» **TASK STATEMENT**
Write out the whole of the material exactly.

» **EXERCISE MATERIAL**

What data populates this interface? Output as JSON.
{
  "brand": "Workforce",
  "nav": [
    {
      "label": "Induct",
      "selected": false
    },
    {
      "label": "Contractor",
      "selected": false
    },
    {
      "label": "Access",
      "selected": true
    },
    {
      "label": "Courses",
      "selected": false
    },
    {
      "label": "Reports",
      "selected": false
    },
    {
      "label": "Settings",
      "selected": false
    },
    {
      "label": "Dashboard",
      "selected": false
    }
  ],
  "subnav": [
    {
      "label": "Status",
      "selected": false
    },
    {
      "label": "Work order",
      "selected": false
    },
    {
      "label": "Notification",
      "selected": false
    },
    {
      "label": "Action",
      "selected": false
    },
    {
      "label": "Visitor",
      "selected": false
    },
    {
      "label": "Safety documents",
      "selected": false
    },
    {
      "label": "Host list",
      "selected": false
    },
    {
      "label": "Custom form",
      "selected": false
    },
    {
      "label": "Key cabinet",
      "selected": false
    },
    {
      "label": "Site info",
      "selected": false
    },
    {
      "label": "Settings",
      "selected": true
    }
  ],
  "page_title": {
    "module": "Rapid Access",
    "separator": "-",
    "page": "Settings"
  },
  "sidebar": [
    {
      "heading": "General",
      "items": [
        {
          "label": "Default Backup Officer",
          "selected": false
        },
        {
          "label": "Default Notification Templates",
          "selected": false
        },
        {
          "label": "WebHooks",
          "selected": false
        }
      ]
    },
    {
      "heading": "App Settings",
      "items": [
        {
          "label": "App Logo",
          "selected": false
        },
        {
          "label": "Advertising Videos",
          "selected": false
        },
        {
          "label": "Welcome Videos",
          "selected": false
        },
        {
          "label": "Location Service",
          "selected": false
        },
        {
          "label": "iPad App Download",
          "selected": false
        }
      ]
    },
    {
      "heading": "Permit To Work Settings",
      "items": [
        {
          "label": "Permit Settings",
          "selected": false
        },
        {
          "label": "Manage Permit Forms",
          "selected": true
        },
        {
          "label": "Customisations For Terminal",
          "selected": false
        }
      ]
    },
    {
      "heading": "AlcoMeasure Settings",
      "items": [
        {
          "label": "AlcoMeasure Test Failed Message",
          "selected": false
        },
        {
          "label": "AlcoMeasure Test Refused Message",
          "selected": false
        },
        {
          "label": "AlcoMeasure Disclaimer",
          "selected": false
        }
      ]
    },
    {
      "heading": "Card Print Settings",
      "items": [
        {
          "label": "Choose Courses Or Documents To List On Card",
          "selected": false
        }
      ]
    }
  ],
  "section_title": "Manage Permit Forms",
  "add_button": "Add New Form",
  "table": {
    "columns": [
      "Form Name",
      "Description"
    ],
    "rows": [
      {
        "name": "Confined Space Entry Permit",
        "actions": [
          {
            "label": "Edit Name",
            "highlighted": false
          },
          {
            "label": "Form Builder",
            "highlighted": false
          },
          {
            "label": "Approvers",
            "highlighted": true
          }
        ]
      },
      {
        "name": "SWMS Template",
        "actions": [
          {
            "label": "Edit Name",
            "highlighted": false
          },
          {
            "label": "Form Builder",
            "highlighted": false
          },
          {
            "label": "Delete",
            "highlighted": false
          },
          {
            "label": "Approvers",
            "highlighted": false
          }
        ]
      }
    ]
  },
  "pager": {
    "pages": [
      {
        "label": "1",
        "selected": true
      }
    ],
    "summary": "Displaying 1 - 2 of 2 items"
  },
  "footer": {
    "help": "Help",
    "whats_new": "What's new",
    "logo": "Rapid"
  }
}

» **WORKED SOLUTION**
What data populates this interface? Output as JSON.
{
  "brand": "Workforce",
  "nav": [
    {
      "label": "Induct",
      "selected": false
    },
    {
      "label": "Contractor",
      "selected": false
    },
    {
      "label": "Access",
      "selected": true
    },
    {
      "label": "Courses",
      "selected": false
    },
    {
      "label": "Reports",
      "selected": false
    },
    {
      "label": "Settings",
      "selected": false
    },
    {
      "label": "Dashboard",
      "selected": false
    }
  ],
  "subnav": [
    {
      "label": "Status",
      "selected": false
    },
    {
      "label": "Work order",
      "selected": false
    },
    {
      "label": "Notification",
      "selected": false
    },
    {
      "label": "Action",
      "selected": false
    },
    {
      "label": "Visitor",
      "selected": false
    },
    {
      "label": "Safety documents",
      "selected": false
    },
    {
      "label": "Host list",
      "selected": false
    },
    {
      "label": "Custom form",
      "selected": false
    },
    {
      "label": "Key cabinet",
      "selected": false
    },
    {
      "label": "Site info",
      "selected": false
    },
    {
      "label": "Settings",
      "selected": true
    }
  ],
  "page_title": {
    "module": "Rapid Access",
    "separator": "-",
    "page": "Settings"
  },
  "sidebar": [
    {
      "heading": "General",
      "items": [
        {
          "label": "Default Backup Officer",
          "selected": false
        },
        {
          "label": "Default Notification Templates",
          "selected": false
        },
        {
          "label": "WebHooks",
          "selected": false
        }
      ]
    },
    {
      "heading": "App Settings",
      "items": [
        {
          "label": "App Logo",
          "selected": false
        },
        {
          "label": "Advertising Videos",
          "selected": false
        },
        {
          "label": "Welcome Videos",
          "selected": false
        },
        {
          "label": "Location Service",
          "selected": false
        },
        {
          "label": "iPad App Download",
          "selected": false
        }
      ]
    },
    {
      "heading": "Permit To Work Settings",
      "items": [
        {
          "label": "Permit Settings",
          "selected": false
        },
        {
          "label": "Manage Permit Forms",
          "selected": true
        },
        {
          "label": "Customisations For Terminal",
          "selected": false
        }
      ]
    },
    {
      "heading": "AlcoMeasure Settings",
      "items": [
        {
          "label": "AlcoMeasure Test Failed Message",
          "selected": false
        },
        {
          "label": "AlcoMeasure Test Refused Message",
          "selected": false
        },
        {
          "label": "AlcoMeasure Disclaimer",
          "selected": false
        }
      ]
    },
    {
      "heading": "Card Print Settings",
      "items": [
        {
          "label": "Choose Courses Or Documents To List On Card",
          "selected": false
        }
      ]
    }
  ],
  "section_title": "Manage Permit Forms",
  "add_button": "Add New Form",
  "table": {
    "columns": [
      "Form Name",
      "Description"
    ],
    "rows": [
      {
        "name": "Confined Space Entry Permit",
        "actions": [
          {
            "label": "Edit Name",
            "highlighted": false
          },
          {
            "label": "Form Builder",
            "highlighted": false
          },
          {
            "label": "Approvers",
            "highlighted": true
          }
        ]
      },
      {
        "name": "SWMS Template",
        "actions": [
          {
            "label": "Edit Name",
            "highlighted": false
          },
          {
            "label": "Form Builder",
            "highlighted": false
          },
          {
            "label": "Delete",
            "highlighted": false
          },
          {
            "label": "Approvers",
            "highlighted": false
          }
        ]
      }
    ]
  },
  "pager": {
    "pages": [
      {
        "label": "1",
        "selected": true
      }
    ],
    "summary": "Displaying 1 - 2 of 2 items"
  },
  "footer": {
    "help": "Help",
    "whats_new": "What's new",
    "logo": "Rapid"
  }
}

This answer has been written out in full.